LISTED ENTRIES >>
# # # #
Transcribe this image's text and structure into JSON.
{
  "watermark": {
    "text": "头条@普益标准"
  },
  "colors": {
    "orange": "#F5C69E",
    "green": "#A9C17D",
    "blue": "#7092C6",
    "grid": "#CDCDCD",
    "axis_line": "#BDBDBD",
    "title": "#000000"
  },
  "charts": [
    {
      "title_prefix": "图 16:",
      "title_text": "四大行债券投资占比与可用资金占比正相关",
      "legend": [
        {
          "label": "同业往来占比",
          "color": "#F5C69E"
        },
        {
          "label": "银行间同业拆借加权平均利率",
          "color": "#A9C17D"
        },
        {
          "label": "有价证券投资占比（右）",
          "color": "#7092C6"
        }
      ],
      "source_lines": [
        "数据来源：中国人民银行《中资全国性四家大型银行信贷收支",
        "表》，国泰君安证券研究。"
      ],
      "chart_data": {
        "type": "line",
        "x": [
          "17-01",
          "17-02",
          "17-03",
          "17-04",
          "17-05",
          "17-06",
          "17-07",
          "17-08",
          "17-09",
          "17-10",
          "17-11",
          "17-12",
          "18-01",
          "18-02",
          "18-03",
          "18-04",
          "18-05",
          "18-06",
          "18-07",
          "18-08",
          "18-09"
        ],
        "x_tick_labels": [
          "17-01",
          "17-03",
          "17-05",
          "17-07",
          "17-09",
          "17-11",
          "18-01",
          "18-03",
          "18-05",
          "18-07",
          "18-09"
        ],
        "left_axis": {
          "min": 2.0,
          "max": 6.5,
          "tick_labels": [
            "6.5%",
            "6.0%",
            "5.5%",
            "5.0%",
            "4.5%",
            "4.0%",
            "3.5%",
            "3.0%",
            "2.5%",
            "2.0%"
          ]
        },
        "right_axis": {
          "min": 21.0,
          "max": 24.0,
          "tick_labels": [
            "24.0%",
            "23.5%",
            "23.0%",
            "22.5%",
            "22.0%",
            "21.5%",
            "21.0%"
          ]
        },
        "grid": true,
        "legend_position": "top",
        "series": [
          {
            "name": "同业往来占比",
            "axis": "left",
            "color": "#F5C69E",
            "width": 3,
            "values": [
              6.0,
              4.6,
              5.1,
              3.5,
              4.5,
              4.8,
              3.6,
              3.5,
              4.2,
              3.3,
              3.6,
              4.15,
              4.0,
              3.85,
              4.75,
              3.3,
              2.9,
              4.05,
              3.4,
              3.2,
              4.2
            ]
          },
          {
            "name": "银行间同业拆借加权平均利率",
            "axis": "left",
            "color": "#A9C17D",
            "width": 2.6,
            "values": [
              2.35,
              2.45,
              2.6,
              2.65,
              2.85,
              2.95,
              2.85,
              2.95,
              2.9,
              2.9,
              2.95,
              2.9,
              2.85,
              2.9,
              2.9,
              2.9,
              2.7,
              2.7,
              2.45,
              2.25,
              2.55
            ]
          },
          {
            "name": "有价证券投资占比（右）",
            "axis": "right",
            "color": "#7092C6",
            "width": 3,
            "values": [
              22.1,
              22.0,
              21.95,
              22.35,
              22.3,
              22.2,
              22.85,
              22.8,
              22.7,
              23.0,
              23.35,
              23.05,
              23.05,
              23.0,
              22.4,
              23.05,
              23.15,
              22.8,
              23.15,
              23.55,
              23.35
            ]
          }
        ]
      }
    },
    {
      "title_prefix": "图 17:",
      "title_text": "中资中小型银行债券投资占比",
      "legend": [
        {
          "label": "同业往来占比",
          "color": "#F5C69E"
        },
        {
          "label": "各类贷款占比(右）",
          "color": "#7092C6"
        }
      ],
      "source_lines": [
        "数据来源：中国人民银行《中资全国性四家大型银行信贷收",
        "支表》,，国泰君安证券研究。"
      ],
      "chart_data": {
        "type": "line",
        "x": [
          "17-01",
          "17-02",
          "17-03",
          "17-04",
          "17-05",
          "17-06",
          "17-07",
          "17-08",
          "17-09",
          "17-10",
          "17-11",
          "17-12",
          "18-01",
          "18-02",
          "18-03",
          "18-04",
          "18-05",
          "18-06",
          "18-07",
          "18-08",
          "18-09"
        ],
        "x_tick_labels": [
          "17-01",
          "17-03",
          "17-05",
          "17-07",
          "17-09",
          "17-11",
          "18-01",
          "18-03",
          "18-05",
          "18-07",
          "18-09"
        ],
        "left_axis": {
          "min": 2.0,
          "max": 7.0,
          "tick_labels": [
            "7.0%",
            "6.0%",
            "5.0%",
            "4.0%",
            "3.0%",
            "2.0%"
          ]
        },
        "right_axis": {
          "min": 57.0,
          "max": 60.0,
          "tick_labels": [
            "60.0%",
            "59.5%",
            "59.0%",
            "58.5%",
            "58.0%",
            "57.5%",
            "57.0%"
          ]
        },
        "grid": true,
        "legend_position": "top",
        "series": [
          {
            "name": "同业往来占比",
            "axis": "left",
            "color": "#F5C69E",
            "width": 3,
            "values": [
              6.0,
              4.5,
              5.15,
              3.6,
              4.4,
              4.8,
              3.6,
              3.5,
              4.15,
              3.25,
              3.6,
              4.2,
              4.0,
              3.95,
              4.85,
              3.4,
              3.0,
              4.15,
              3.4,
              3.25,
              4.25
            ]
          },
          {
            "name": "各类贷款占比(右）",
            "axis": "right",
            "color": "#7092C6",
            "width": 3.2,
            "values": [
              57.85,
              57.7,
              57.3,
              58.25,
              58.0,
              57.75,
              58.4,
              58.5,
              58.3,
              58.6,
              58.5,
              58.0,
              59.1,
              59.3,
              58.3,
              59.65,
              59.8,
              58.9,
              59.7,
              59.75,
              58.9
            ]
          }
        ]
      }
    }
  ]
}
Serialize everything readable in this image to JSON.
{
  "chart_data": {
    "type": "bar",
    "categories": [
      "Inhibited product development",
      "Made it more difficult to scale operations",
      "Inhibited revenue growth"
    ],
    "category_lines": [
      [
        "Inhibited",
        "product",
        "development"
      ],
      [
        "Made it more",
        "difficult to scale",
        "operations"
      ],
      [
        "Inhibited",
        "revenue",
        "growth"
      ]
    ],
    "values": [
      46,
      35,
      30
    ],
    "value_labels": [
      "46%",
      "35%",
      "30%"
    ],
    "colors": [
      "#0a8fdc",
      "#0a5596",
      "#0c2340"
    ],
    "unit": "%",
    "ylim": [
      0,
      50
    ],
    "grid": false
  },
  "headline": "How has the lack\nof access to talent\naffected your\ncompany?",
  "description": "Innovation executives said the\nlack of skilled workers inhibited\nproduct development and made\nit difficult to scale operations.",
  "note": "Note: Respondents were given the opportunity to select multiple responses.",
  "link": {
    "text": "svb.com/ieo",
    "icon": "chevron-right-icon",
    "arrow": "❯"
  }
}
# # # #
GOAL OF THE EXERCISE >>
Gather all lines from the listing above in which "this" occurs.

ANSWER FOR THE TASK >>
Transcribe this image's text and structure into JSON.
Serialize everything readable in this image to JSON.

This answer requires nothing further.